==== TEXT BLOCK
Breaking News
Nagaland Post Logo
You are here:  Skip Navigation LinksHome » Show story
Colombians vote for new president
BOGOTA, May 30 (Agencies):
:
Published on 30 May. 2010 11:31 PM IST
Print  Text Size
 

Colombians are going to the polls to vote for a new president in a contest that is expected to be close.
The popular incumbent, Alvaro Uribe, is standing down after two terms. Former Defence Minister Juan Manuel Santos, who is supported by Mr Uribe, has a slight lead in opinion polls.
However he faces a strong challenge from former Bogota Mayor Antanas Mockus of the Green Party. A run-off between the two candidates is expected on 20 June. The other main candidates are Noemi Sanin, of the Conservative Party, Gustavo Petro of the Polo Democratico, German Vargas Lleras of the Radical Change party and Rafael Pardo of the Liberal party.
Mr Uribe still has approval ratings of 60% after almost eight years in power. Analysts say this is largely due to his hard-line, US-backed security policies that have curbed guerrilla activities and reduced drugs crime.
Although this has given Mr Santos the edge, the reduction in violence in Bogota has also boosted Mr Mockus. He is seen as having improved the quality of life for citizens in the capital, with public works projects.
========
==== SOURCE EXCERPT
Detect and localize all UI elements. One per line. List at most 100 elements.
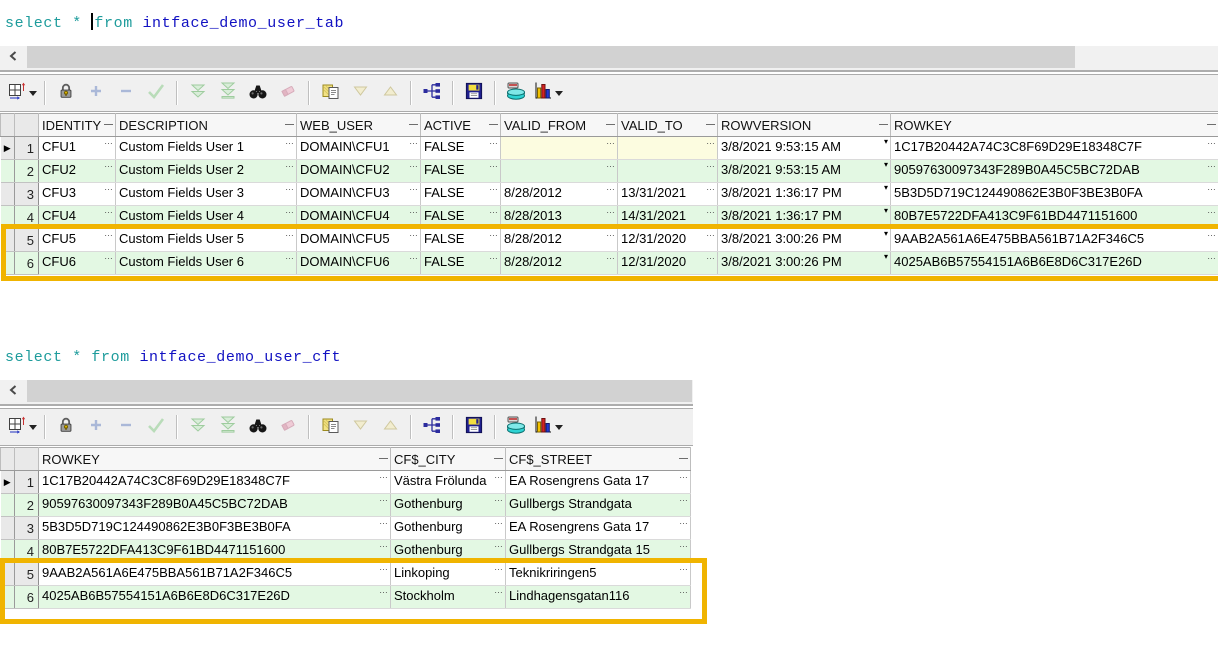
========
* _GIVEN EXERCISE_:
Please pick up the news report on Colombia's presidential election after its final sentence and carry it further.

* _REPLY_:
His supporters point to his economic record, while his critics say he is too inexperienced to run the country, in particular in maintaining the pressure on the left-wing rebels. Mr Santos’s supporters point to the successful tough line he took against the rebels.
The BBC’s Jeremy McDermott in Colombia says that given the closeness of the opinion polls, it seems Colombians favour both change and continuity. He says Mr Santos comes from unrivalled political stock and has a long and exceptional record in public office.
But Mr Mockus has promised to break with past political corruption and that idea is intoxicating for many Colombians tired of scandals.

 
Comments:(0) Login or Register to post your Comment
(Available for registered users only)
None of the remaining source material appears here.